All the records that follow need to be reproduced exactly. Omit the images.

**DATA LISTING**.
********
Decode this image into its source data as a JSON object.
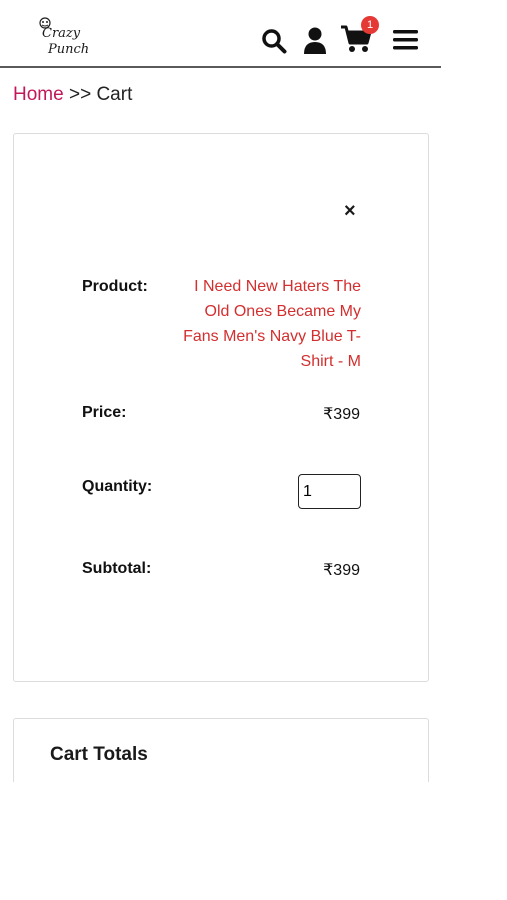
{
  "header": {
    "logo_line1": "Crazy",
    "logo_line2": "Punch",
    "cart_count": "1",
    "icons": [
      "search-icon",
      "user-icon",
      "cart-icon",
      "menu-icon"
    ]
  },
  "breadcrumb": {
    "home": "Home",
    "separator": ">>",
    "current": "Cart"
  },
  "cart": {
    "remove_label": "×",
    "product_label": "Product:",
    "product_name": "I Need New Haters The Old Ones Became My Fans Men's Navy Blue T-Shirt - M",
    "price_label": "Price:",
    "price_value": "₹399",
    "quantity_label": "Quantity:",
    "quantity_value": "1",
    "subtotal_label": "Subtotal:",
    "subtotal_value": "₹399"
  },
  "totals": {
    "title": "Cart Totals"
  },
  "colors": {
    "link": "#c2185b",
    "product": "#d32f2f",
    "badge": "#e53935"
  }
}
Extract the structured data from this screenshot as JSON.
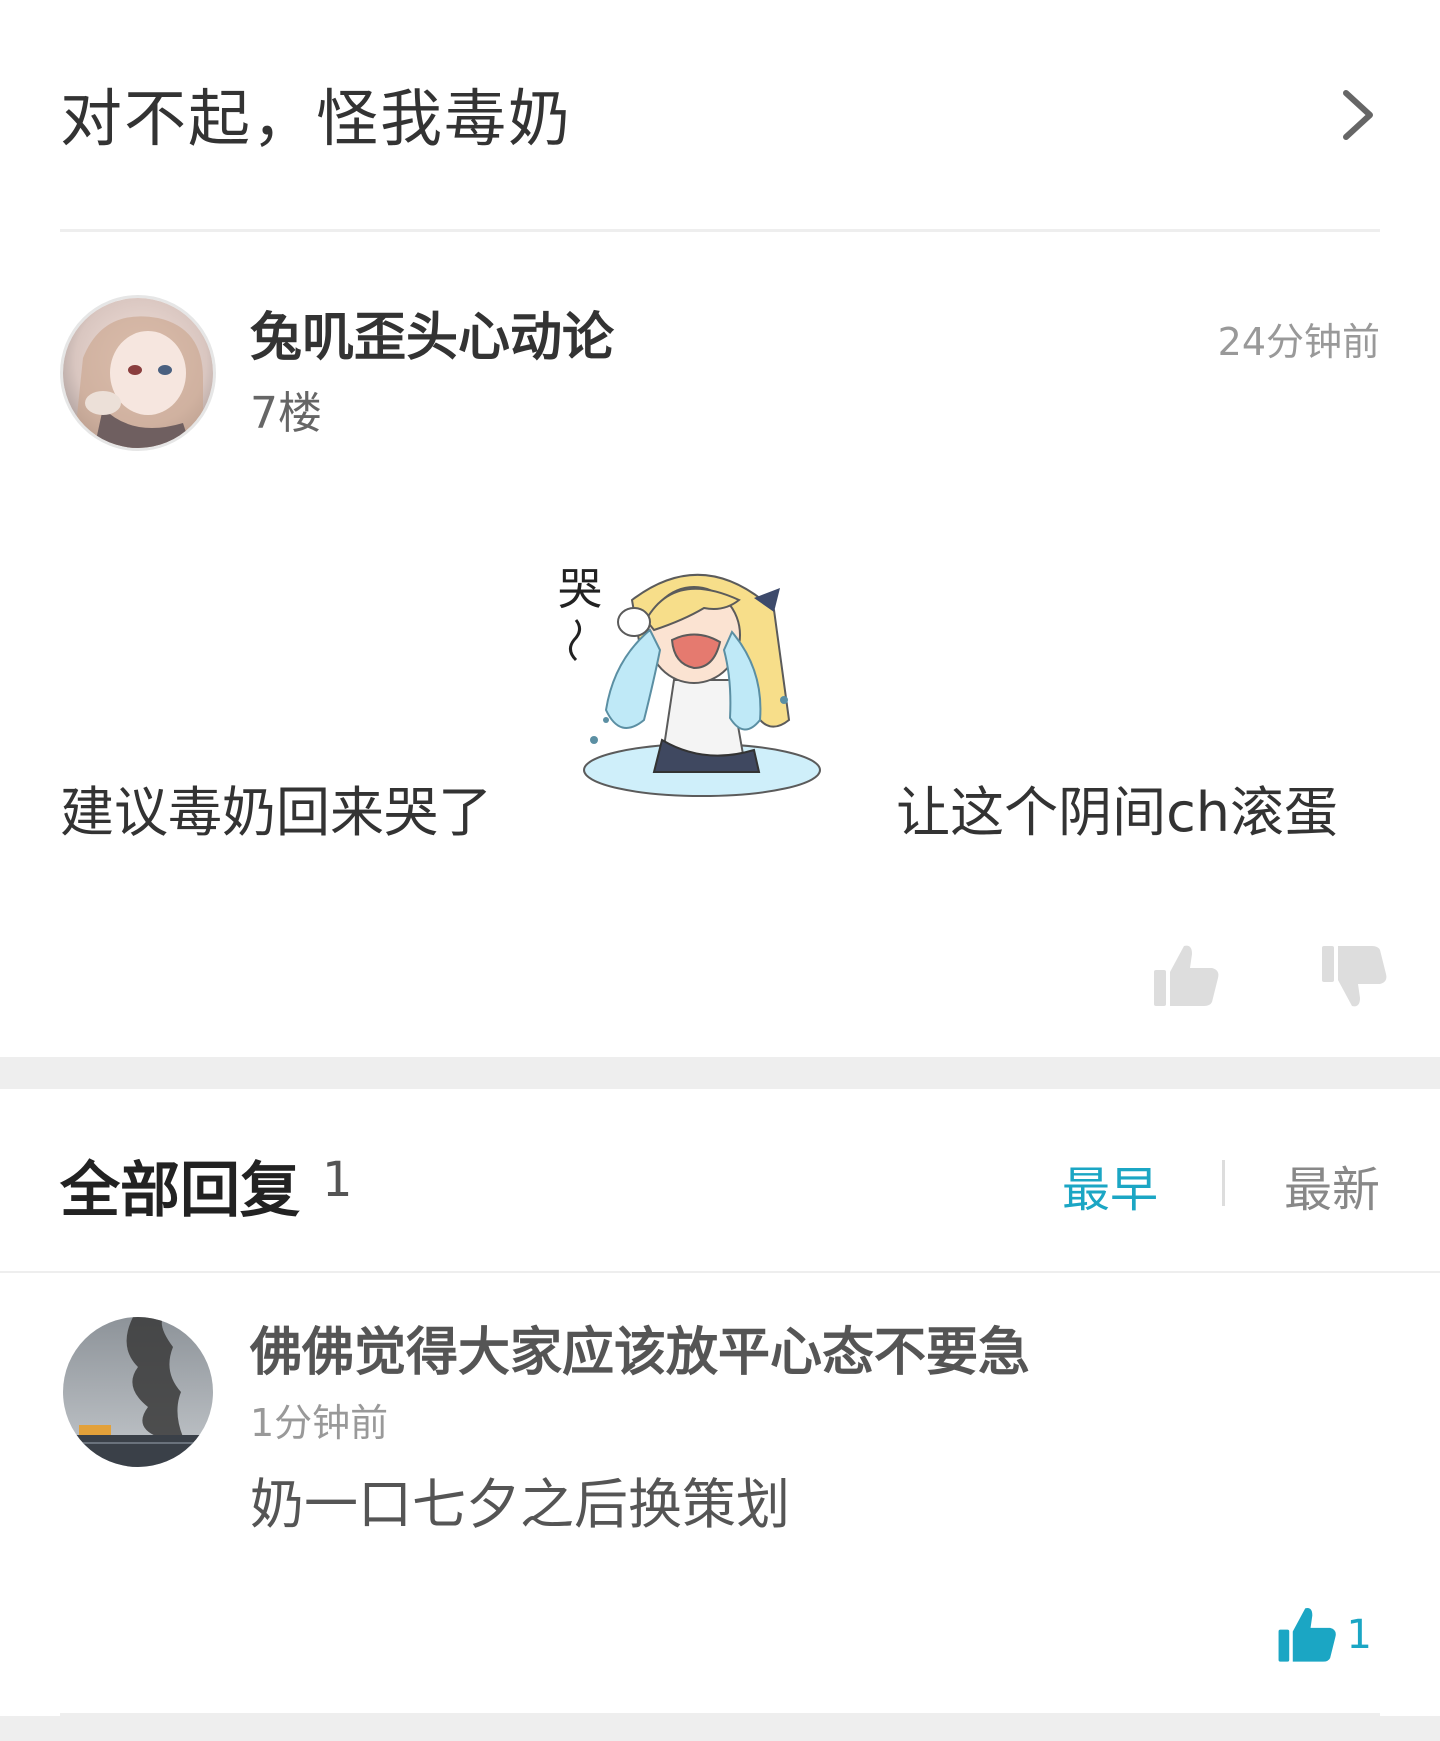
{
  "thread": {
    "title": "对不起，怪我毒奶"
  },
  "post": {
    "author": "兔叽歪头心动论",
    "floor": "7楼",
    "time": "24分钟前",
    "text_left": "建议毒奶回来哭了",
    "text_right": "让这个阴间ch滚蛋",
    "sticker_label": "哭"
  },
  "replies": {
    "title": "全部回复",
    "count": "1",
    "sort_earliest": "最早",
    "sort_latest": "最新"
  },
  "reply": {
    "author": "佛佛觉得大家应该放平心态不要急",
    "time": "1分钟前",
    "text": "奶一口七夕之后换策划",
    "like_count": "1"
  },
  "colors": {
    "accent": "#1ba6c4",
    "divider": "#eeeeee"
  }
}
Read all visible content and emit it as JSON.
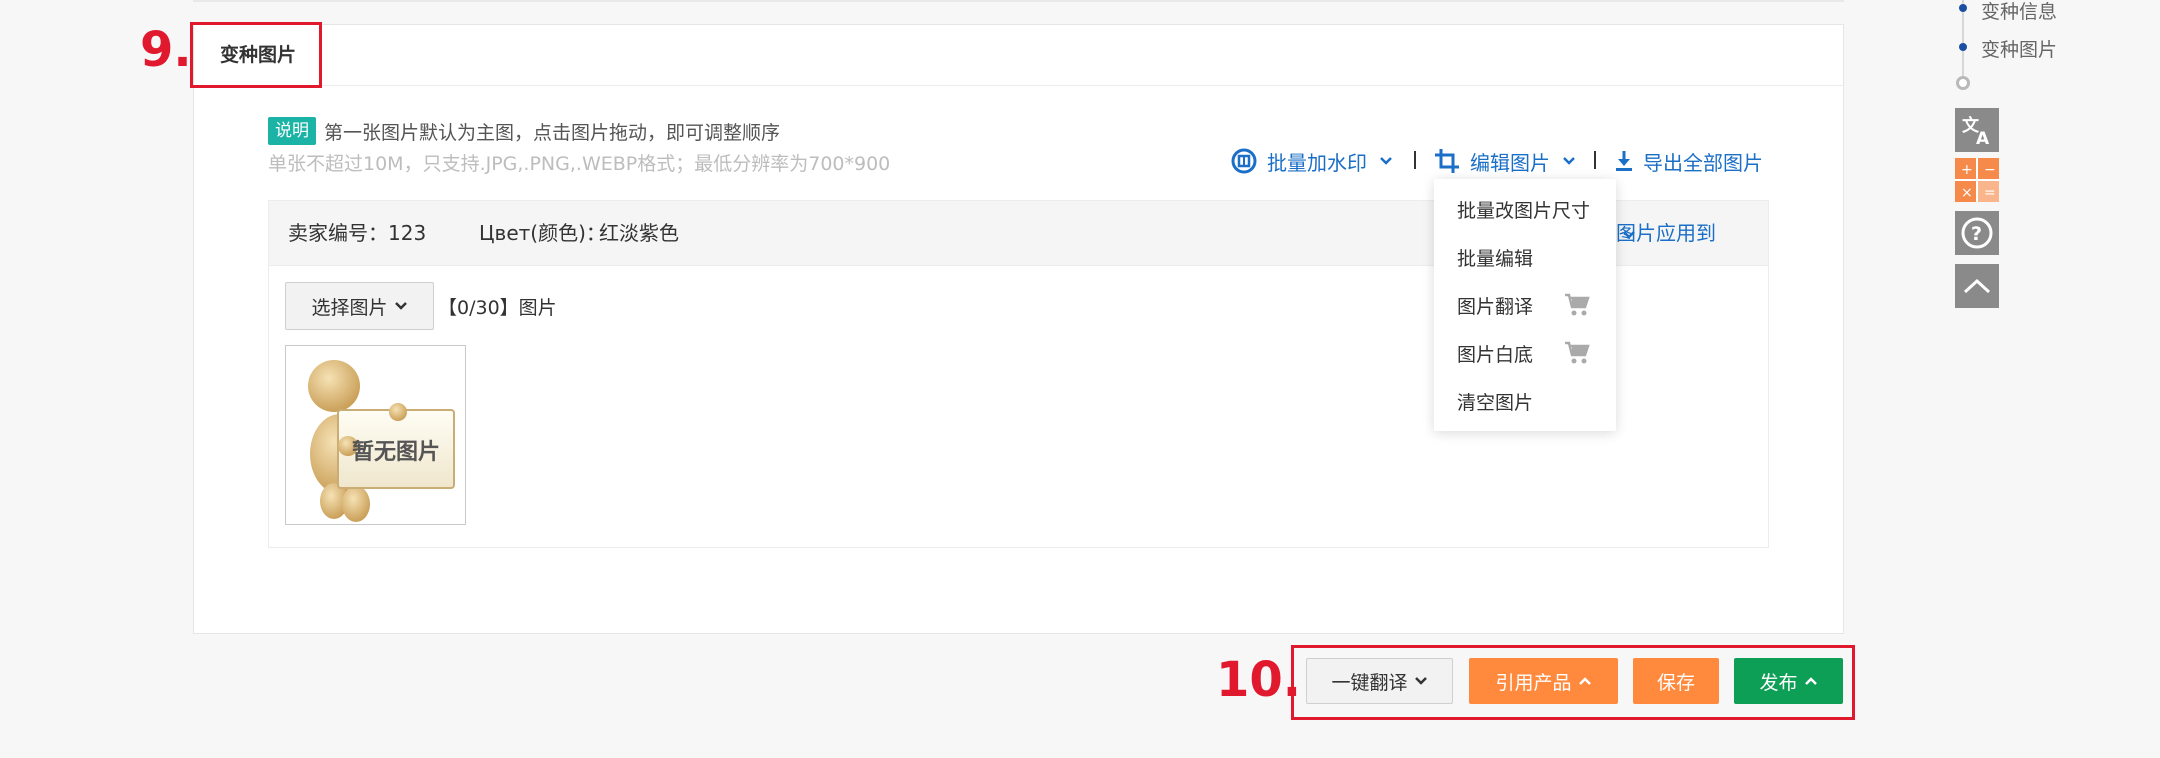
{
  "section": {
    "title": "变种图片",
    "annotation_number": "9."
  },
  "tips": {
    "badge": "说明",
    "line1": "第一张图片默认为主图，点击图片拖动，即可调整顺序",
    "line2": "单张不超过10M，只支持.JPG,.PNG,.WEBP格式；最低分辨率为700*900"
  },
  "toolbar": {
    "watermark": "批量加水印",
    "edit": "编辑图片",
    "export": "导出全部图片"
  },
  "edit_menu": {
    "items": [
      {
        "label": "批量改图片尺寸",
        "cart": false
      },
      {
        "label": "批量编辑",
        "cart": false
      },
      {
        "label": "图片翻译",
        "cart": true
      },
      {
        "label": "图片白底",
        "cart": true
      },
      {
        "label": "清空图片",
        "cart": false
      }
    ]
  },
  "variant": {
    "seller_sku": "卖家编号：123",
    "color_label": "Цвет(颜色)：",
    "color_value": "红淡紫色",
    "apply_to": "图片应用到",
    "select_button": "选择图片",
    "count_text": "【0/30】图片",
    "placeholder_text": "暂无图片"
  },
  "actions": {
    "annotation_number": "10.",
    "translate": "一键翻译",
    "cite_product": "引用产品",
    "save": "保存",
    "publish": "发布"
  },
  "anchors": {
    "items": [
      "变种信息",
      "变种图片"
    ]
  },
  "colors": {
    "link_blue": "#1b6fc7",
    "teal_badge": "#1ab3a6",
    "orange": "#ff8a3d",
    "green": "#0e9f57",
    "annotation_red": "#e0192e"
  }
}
********
**REPLY**.
Decode this image into its source data as a JSON object.
{
  "header": {
    "logo_line1": "Crazy",
    "logo_line2": "Punch",
    "cart_count": "1",
    "icons": [
      "search-icon",
      "user-icon",
      "cart-icon",
      "menu-icon"
    ]
  },
  "breadcrumb": {
    "home": "Home",
    "separator": ">>",
    "current": "Cart"
  },
  "cart": {
    "remove_label": "×",
    "product_label": "Product:",
    "product_name": "I Need New Haters The Old Ones Became My Fans Men's Navy Blue T-Shirt - M",
    "price_label": "Price:",
    "price_value": "₹399",
    "quantity_label": "Quantity:",
    "quantity_value": "1",
    "subtotal_label": "Subtotal:",
    "subtotal_value": "₹399"
  },
  "totals": {
    "title": "Cart Totals"
  },
  "colors": {
    "link": "#c2185b",
    "product": "#d32f2f",
    "badge": "#e53935"
  }
}
Extract the structured data from this screenshot as JSON.
{
  "thread": {
    "title": "对不起，怪我毒奶"
  },
  "post": {
    "author": "兔叽歪头心动论",
    "floor": "7楼",
    "time": "24分钟前",
    "text_left": "建议毒奶回来哭了",
    "text_right": "让这个阴间ch滚蛋",
    "sticker_label": "哭"
  },
  "replies": {
    "title": "全部回复",
    "count": "1",
    "sort_earliest": "最早",
    "sort_latest": "最新"
  },
  "reply": {
    "author": "佛佛觉得大家应该放平心态不要急",
    "time": "1分钟前",
    "text": "奶一口七夕之后换策划",
    "like_count": "1"
  },
  "colors": {
    "accent": "#1ba6c4",
    "divider": "#eeeeee"
  }
}
Read all visible content and emit it as JSON.
{
  "section": {
    "title": "变种图片",
    "annotation_number": "9."
  },
  "tips": {
    "badge": "说明",
    "line1": "第一张图片默认为主图，点击图片拖动，即可调整顺序",
    "line2": "单张不超过10M，只支持.JPG,.PNG,.WEBP格式；最低分辨率为700*900"
  },
  "toolbar": {
    "watermark": "批量加水印",
    "edit": "编辑图片",
    "export": "导出全部图片"
  },
  "edit_menu": {
    "items": [
      {
        "label": "批量改图片尺寸",
        "cart": false
      },
      {
        "label": "批量编辑",
        "cart": false
      },
      {
        "label": "图片翻译",
        "cart": true
      },
      {
        "label": "图片白底",
        "cart": true
      },
      {
        "label": "清空图片",
        "cart": false
      }
    ]
  },
  "variant": {
    "seller_sku": "卖家编号：123",
    "color_label": "Цвет(颜色)：",
    "color_value": "红淡紫色",
    "apply_to": "图片应用到",
    "select_button": "选择图片",
    "count_text": "【0/30】图片",
    "placeholder_text": "暂无图片"
  },
  "actions": {
    "annotation_number": "10.",
    "translate": "一键翻译",
    "cite_product": "引用产品",
    "save": "保存",
    "publish": "发布"
  },
  "anchors": {
    "items": [
      "变种信息",
      "变种图片"
    ]
  },
  "colors": {
    "link_blue": "#1b6fc7",
    "teal_badge": "#1ab3a6",
    "orange": "#ff8a3d",
    "green": "#0e9f57",
    "annotation_red": "#e0192e"
  }
}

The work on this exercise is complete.